*WHAT THIS TASK INVOLVES*. All records are to be retyped faithfully and completely.

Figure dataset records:
_ _ _ _ _
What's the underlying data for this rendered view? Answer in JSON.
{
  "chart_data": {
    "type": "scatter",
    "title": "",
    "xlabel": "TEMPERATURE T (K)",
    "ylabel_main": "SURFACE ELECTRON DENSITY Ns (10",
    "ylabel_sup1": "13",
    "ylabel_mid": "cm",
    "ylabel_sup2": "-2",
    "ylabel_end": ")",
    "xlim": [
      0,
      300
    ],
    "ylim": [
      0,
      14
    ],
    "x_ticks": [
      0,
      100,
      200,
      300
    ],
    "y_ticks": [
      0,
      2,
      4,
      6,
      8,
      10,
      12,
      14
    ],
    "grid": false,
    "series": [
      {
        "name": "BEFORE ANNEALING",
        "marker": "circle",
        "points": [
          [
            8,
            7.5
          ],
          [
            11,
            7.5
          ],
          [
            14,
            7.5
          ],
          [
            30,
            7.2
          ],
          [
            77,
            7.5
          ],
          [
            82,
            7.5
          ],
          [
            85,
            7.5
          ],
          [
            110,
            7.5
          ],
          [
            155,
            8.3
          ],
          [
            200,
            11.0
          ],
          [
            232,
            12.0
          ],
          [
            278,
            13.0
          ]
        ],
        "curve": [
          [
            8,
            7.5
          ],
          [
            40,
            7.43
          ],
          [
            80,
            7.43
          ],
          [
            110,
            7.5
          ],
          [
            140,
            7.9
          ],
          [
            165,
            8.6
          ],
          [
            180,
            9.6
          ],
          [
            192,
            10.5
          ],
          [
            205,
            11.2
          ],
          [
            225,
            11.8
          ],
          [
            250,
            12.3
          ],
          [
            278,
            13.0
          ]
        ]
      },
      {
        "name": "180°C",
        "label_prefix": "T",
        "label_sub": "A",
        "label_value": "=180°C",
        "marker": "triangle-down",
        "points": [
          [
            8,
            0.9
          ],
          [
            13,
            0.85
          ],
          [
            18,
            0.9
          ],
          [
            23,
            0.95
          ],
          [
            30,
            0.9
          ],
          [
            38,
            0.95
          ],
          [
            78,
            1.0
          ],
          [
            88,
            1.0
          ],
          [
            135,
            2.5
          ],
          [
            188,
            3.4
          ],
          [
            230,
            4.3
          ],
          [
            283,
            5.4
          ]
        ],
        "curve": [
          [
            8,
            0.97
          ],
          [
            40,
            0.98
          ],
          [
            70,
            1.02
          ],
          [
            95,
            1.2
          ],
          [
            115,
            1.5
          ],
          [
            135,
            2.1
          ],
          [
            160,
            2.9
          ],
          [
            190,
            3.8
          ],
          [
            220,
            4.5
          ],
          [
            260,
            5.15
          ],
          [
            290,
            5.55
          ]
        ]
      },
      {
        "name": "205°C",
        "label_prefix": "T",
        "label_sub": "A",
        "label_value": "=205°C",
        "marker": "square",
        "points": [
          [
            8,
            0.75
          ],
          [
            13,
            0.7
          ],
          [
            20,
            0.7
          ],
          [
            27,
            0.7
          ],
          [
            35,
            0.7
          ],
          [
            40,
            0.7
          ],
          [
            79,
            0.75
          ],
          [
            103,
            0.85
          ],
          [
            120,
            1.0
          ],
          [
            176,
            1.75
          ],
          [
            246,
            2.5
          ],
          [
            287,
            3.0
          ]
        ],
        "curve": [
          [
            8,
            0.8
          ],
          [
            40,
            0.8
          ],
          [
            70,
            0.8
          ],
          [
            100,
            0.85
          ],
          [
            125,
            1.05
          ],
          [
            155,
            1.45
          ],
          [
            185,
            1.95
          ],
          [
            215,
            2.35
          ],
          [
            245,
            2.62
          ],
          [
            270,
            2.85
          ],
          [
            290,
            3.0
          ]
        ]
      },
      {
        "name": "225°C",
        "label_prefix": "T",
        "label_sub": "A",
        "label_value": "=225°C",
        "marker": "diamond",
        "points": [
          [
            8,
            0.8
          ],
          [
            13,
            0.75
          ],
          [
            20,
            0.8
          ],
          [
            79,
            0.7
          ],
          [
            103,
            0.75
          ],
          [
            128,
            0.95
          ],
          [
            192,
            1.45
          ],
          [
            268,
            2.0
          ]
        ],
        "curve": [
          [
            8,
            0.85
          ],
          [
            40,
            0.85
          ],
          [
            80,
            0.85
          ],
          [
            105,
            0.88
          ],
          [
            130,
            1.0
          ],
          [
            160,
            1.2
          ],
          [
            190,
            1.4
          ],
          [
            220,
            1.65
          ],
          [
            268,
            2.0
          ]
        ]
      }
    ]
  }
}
_ _ _ _ _
*SOLUTION FOR THIS EXERCISE*.
What's the underlying data for this rendered view? Answer in JSON.
{
  "chart_data": {
    "type": "scatter",
    "title": "",
    "xlabel": "TEMPERATURE T (K)",
    "ylabel_main": "SURFACE ELECTRON DENSITY Ns (10",
    "ylabel_sup1": "13",
    "ylabel_mid": "cm",
    "ylabel_sup2": "-2",
    "ylabel_end": ")",
    "xlim": [
      0,
      300
    ],
    "ylim": [
      0,
      14
    ],
    "x_ticks": [
      0,
      100,
      200,
      300
    ],
    "y_ticks": [
      0,
      2,
      4,
      6,
      8,
      10,
      12,
      14
    ],
    "grid": false,
    "series": [
      {
        "name": "BEFORE ANNEALING",
        "marker": "circle",
        "points": [
          [
            8,
            7.5
          ],
          [
            11,
            7.5
          ],
          [
            14,
            7.5
          ],
          [
            30,
            7.2
          ],
          [
            77,
            7.5
          ],
          [
            82,
            7.5
          ],
          [
            85,
            7.5
          ],
          [
            110,
            7.5
          ],
          [
            155,
            8.3
          ],
          [
            200,
            11.0
          ],
          [
            232,
            12.0
          ],
          [
            278,
            13.0
          ]
        ],
        "curve": [
          [
            8,
            7.5
          ],
          [
            40,
            7.43
          ],
          [
            80,
            7.43
          ],
          [
            110,
            7.5
          ],
          [
            140,
            7.9
          ],
          [
            165,
            8.6
          ],
          [
            180,
            9.6
          ],
          [
            192,
            10.5
          ],
          [
            205,
            11.2
          ],
          [
            225,
            11.8
          ],
          [
            250,
            12.3
          ],
          [
            278,
            13.0
          ]
        ]
      },
      {
        "name": "180°C",
        "label_prefix": "T",
        "label_sub": "A",
        "label_value": "=180°C",
        "marker": "triangle-down",
        "points": [
          [
            8,
            0.9
          ],
          [
            13,
            0.85
          ],
          [
            18,
            0.9
          ],
          [
            23,
            0.95
          ],
          [
            30,
            0.9
          ],
          [
            38,
            0.95
          ],
          [
            78,
            1.0
          ],
          [
            88,
            1.0
          ],
          [
            135,
            2.5
          ],
          [
            188,
            3.4
          ],
          [
            230,
            4.3
          ],
          [
            283,
            5.4
          ]
        ],
        "curve": [
          [
            8,
            0.97
          ],
          [
            40,
            0.98
          ],
          [
            70,
            1.02
          ],
          [
            95,
            1.2
          ],
          [
            115,
            1.5
          ],
          [
            135,
            2.1
          ],
          [
            160,
            2.9
          ],
          [
            190,
            3.8
          ],
          [
            220,
            4.5
          ],
          [
            260,
            5.15
          ],
          [
            290,
            5.55
          ]
        ]
      },
      {
        "name": "205°C",
        "label_prefix": "T",
        "label_sub": "A",
        "label_value": "=205°C",
        "marker": "square",
        "points": [
          [
            8,
            0.75
          ],
          [
            13,
            0.7
          ],
          [
            20,
            0.7
          ],
          [
            27,
            0.7
          ],
          [
            35,
            0.7
          ],
          [
            40,
            0.7
          ],
          [
            79,
            0.75
          ],
          [
            103,
            0.85
          ],
          [
            120,
            1.0
          ],
          [
            176,
            1.75
          ],
          [
            246,
            2.5
          ],
          [
            287,
            3.0
          ]
        ],
        "curve": [
          [
            8,
            0.8
          ],
          [
            40,
            0.8
          ],
          [
            70,
            0.8
          ],
          [
            100,
            0.85
          ],
          [
            125,
            1.05
          ],
          [
            155,
            1.45
          ],
          [
            185,
            1.95
          ],
          [
            215,
            2.35
          ],
          [
            245,
            2.62
          ],
          [
            270,
            2.85
          ],
          [
            290,
            3.0
          ]
        ]
      },
      {
        "name": "225°C",
        "label_prefix": "T",
        "label_sub": "A",
        "label_value": "=225°C",
        "marker": "diamond",
        "points": [
          [
            8,
            0.8
          ],
          [
            13,
            0.75
          ],
          [
            20,
            0.8
          ],
          [
            79,
            0.7
          ],
          [
            103,
            0.75
          ],
          [
            128,
            0.95
          ],
          [
            192,
            1.45
          ],
          [
            268,
            2.0
          ]
        ],
        "curve": [
          [
            8,
            0.85
          ],
          [
            40,
            0.85
          ],
          [
            80,
            0.85
          ],
          [
            105,
            0.88
          ],
          [
            130,
            1.0
          ],
          [
            160,
            1.2
          ],
          [
            190,
            1.4
          ],
          [
            220,
            1.65
          ],
          [
            268,
            2.0
          ]
        ]
      }
    ]
  }
}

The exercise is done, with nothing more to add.